- Exercise:
Without omitting anything, return the records precisely as given.

## Begin Dataset rows

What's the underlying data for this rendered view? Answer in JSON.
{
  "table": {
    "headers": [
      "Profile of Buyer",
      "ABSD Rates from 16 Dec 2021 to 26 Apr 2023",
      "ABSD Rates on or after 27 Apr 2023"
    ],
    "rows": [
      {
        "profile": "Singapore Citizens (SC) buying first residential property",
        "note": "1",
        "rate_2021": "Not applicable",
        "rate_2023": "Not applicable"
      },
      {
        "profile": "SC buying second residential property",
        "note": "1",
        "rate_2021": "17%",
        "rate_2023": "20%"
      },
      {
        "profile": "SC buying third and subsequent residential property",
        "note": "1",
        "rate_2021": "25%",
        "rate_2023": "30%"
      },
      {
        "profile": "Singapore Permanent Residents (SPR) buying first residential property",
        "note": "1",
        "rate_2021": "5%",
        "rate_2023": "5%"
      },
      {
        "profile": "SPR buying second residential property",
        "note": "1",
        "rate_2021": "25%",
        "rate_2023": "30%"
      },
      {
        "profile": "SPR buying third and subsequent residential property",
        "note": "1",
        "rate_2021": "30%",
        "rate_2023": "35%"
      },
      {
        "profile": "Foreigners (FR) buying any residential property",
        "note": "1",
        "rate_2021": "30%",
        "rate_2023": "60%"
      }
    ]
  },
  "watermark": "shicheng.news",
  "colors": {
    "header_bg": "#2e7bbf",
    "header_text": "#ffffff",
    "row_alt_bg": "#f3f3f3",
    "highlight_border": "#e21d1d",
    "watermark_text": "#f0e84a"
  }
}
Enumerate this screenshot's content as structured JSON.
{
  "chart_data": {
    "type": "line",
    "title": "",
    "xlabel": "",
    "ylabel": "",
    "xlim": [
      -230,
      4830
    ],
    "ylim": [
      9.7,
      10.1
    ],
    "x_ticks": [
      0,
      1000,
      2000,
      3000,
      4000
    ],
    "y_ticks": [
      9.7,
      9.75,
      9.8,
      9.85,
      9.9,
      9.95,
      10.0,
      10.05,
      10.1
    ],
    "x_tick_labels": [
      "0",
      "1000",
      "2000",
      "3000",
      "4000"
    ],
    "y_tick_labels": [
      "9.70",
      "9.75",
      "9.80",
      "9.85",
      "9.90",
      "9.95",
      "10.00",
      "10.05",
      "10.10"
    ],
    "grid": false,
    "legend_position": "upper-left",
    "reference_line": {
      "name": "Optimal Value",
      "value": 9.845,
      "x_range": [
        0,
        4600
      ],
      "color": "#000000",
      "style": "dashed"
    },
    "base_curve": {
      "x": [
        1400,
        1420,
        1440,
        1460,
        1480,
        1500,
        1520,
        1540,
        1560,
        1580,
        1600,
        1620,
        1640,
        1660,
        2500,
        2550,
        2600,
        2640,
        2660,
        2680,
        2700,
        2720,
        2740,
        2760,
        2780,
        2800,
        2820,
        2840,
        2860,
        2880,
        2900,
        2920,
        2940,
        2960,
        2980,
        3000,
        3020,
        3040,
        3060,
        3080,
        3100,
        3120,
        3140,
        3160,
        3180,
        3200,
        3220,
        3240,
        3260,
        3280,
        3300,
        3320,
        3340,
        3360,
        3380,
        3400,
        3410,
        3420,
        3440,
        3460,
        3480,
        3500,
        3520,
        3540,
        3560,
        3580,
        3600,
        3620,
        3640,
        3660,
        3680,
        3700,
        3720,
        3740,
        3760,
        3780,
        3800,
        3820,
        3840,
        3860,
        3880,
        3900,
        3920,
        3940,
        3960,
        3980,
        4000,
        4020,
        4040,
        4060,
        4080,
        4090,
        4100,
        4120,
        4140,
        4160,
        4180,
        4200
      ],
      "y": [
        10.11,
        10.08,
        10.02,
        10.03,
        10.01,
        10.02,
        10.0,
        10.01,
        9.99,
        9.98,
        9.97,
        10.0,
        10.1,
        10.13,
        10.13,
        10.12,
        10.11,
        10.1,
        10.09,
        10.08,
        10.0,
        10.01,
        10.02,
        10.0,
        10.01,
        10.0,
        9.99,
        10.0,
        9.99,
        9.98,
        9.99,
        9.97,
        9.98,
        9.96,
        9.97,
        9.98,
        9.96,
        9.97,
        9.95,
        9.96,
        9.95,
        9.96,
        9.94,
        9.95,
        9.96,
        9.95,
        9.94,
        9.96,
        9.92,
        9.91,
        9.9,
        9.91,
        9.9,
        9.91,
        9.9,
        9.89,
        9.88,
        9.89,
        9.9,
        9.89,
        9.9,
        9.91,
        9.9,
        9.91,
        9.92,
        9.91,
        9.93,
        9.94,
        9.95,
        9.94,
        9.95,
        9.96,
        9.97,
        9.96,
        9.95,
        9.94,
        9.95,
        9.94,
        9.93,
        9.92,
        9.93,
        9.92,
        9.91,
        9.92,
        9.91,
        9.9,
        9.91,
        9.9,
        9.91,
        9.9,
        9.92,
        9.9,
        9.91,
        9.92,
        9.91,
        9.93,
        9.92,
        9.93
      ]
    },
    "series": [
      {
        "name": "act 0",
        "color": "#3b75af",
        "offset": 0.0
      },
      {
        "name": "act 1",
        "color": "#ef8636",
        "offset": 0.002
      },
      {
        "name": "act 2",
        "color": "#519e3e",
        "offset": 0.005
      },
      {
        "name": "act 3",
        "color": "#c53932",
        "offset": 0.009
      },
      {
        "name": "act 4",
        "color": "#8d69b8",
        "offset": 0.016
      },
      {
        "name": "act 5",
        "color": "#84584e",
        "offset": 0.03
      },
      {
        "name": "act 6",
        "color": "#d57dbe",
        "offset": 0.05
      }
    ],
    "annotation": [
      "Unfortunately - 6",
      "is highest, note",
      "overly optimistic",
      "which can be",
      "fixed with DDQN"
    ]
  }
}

## End Dataset rows

- Problem solution:
What's the underlying data for this rendered view? Answer in JSON.
{
  "table": {
    "headers": [
      "Profile of Buyer",
      "ABSD Rates from 16 Dec 2021 to 26 Apr 2023",
      "ABSD Rates on or after 27 Apr 2023"
    ],
    "rows": [
      {
        "profile": "Singapore Citizens (SC) buying first residential property",
        "note": "1",
        "rate_2021": "Not applicable",
        "rate_2023": "Not applicable"
      },
      {
        "profile": "SC buying second residential property",
        "note": "1",
        "rate_2021": "17%",
        "rate_2023": "20%"
      },
      {
        "profile": "SC buying third and subsequent residential property",
        "note": "1",
        "rate_2021": "25%",
        "rate_2023": "30%"
      },
      {
        "profile": "Singapore Permanent Residents (SPR) buying first residential property",
        "note": "1",
        "rate_2021": "5%",
        "rate_2023": "5%"
      },
      {
        "profile": "SPR buying second residential property",
        "note": "1",
        "rate_2021": "25%",
        "rate_2023": "30%"
      },
      {
        "profile": "SPR buying third and subsequent residential property",
        "note": "1",
        "rate_2021": "30%",
        "rate_2023": "35%"
      },
      {
        "profile": "Foreigners (FR) buying any residential property",
        "note": "1",
        "rate_2021": "30%",
        "rate_2023": "60%"
      }
    ]
  },
  "watermark": "shicheng.news",
  "colors": {
    "header_bg": "#2e7bbf",
    "header_text": "#ffffff",
    "row_alt_bg": "#f3f3f3",
    "highlight_border": "#e21d1d",
    "watermark_text": "#f0e84a"
  }
}
Enumerate this screenshot's content as structured JSON.
{
  "chart_data": {
    "type": "line",
    "title": "",
    "xlabel": "",
    "ylabel": "",
    "xlim": [
      -230,
      4830
    ],
    "ylim": [
      9.7,
      10.1
    ],
    "x_ticks": [
      0,
      1000,
      2000,
      3000,
      4000
    ],
    "y_ticks": [
      9.7,
      9.75,
      9.8,
      9.85,
      9.9,
      9.95,
      10.0,
      10.05,
      10.1
    ],
    "x_tick_labels": [
      "0",
      "1000",
      "2000",
      "3000",
      "4000"
    ],
    "y_tick_labels": [
      "9.70",
      "9.75",
      "9.80",
      "9.85",
      "9.90",
      "9.95",
      "10.00",
      "10.05",
      "10.10"
    ],
    "grid": false,
    "legend_position": "upper-left",
    "reference_line": {
      "name": "Optimal Value",
      "value": 9.845,
      "x_range": [
        0,
        4600
      ],
      "color": "#000000",
      "style": "dashed"
    },
    "base_curve": {
      "x": [
        1400,
        1420,
        1440,
        1460,
        1480,
        1500,
        1520,
        1540,
        1560,
        1580,
        1600,
        1620,
        1640,
        1660,
        2500,
        2550,
        2600,
        2640,
        2660,
        2680,
        2700,
        2720,
        2740,
        2760,
        2780,
        2800,
        2820,
        2840,
        2860,
        2880,
        2900,
        2920,
        2940,
        2960,
        2980,
        3000,
        3020,
        3040,
        3060,
        3080,
        3100,
        3120,
        3140,
        3160,
        3180,
        3200,
        3220,
        3240,
        3260,
        3280,
        3300,
        3320,
        3340,
        3360,
        3380,
        3400,
        3410,
        3420,
        3440,
        3460,
        3480,
        3500,
        3520,
        3540,
        3560,
        3580,
        3600,
        3620,
        3640,
        3660,
        3680,
        3700,
        3720,
        3740,
        3760,
        3780,
        3800,
        3820,
        3840,
        3860,
        3880,
        3900,
        3920,
        3940,
        3960,
        3980,
        4000,
        4020,
        4040,
        4060,
        4080,
        4090,
        4100,
        4120,
        4140,
        4160,
        4180,
        4200
      ],
      "y": [
        10.11,
        10.08,
        10.02,
        10.03,
        10.01,
        10.02,
        10.0,
        10.01,
        9.99,
        9.98,
        9.97,
        10.0,
        10.1,
        10.13,
        10.13,
        10.12,
        10.11,
        10.1,
        10.09,
        10.08,
        10.0,
        10.01,
        10.02,
        10.0,
        10.01,
        10.0,
        9.99,
        10.0,
        9.99,
        9.98,
        9.99,
        9.97,
        9.98,
        9.96,
        9.97,
        9.98,
        9.96,
        9.97,
        9.95,
        9.96,
        9.95,
        9.96,
        9.94,
        9.95,
        9.96,
        9.95,
        9.94,
        9.96,
        9.92,
        9.91,
        9.9,
        9.91,
        9.9,
        9.91,
        9.9,
        9.89,
        9.88,
        9.89,
        9.9,
        9.89,
        9.9,
        9.91,
        9.9,
        9.91,
        9.92,
        9.91,
        9.93,
        9.94,
        9.95,
        9.94,
        9.95,
        9.96,
        9.97,
        9.96,
        9.95,
        9.94,
        9.95,
        9.94,
        9.93,
        9.92,
        9.93,
        9.92,
        9.91,
        9.92,
        9.91,
        9.9,
        9.91,
        9.9,
        9.91,
        9.9,
        9.92,
        9.9,
        9.91,
        9.92,
        9.91,
        9.93,
        9.92,
        9.93
      ]
    },
    "series": [
      {
        "name": "act 0",
        "color": "#3b75af",
        "offset": 0.0
      },
      {
        "name": "act 1",
        "color": "#ef8636",
        "offset": 0.002
      },
      {
        "name": "act 2",
        "color": "#519e3e",
        "offset": 0.005
      },
      {
        "name": "act 3",
        "color": "#c53932",
        "offset": 0.009
      },
      {
        "name": "act 4",
        "color": "#8d69b8",
        "offset": 0.016
      },
      {
        "name": "act 5",
        "color": "#84584e",
        "offset": 0.03
      },
      {
        "name": "act 6",
        "color": "#d57dbe",
        "offset": 0.05
      }
    ],
    "annotation": [
      "Unfortunately - 6",
      "is highest, note",
      "overly optimistic",
      "which can be",
      "fixed with DDQN"
    ]
  }
}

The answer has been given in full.